Write out the material below again, unchanged.

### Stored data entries
════════════════════

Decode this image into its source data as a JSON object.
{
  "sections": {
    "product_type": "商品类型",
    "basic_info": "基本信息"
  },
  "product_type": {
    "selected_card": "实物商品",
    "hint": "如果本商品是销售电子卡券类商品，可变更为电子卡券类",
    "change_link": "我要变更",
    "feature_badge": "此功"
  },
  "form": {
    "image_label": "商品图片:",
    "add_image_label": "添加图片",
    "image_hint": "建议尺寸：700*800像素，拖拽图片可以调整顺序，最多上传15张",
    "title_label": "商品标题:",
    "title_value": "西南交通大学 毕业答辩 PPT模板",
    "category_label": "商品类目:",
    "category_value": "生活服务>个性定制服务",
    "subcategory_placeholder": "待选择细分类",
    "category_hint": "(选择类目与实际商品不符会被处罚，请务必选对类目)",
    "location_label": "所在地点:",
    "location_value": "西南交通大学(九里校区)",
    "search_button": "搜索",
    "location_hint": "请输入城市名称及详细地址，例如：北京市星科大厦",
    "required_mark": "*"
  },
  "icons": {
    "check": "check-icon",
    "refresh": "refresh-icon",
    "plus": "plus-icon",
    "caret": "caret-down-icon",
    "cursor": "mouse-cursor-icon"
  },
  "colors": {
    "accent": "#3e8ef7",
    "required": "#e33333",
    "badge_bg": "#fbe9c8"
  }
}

════════════════════

### Result of this exercise
Decode this image into its source data as a JSON object.
{
  "sections": {
    "product_type": "商品类型",
    "basic_info": "基本信息"
  },
  "product_type": {
    "selected_card": "实物商品",
    "hint": "如果本商品是销售电子卡券类商品，可变更为电子卡券类",
    "change_link": "我要变更",
    "feature_badge": "此功"
  },
  "form": {
    "image_label": "商品图片:",
    "add_image_label": "添加图片",
    "image_hint": "建议尺寸：700*800像素，拖拽图片可以调整顺序，最多上传15张",
    "title_label": "商品标题:",
    "title_value": "西南交通大学 毕业答辩 PPT模板",
    "category_label": "商品类目:",
    "category_value": "生活服务>个性定制服务",
    "subcategory_placeholder": "待选择细分类",
    "category_hint": "(选择类目与实际商品不符会被处罚，请务必选对类目)",
    "location_label": "所在地点:",
    "location_value": "西南交通大学(九里校区)",
    "search_button": "搜索",
    "location_hint": "请输入城市名称及详细地址，例如：北京市星科大厦",
    "required_mark": "*"
  },
  "icons": {
    "check": "check-icon",
    "refresh": "refresh-icon",
    "plus": "plus-icon",
    "caret": "caret-down-icon",
    "cursor": "mouse-cursor-icon"
  },
  "colors": {
    "accent": "#3e8ef7",
    "required": "#e33333",
    "badge_bg": "#fbe9c8"
  }
}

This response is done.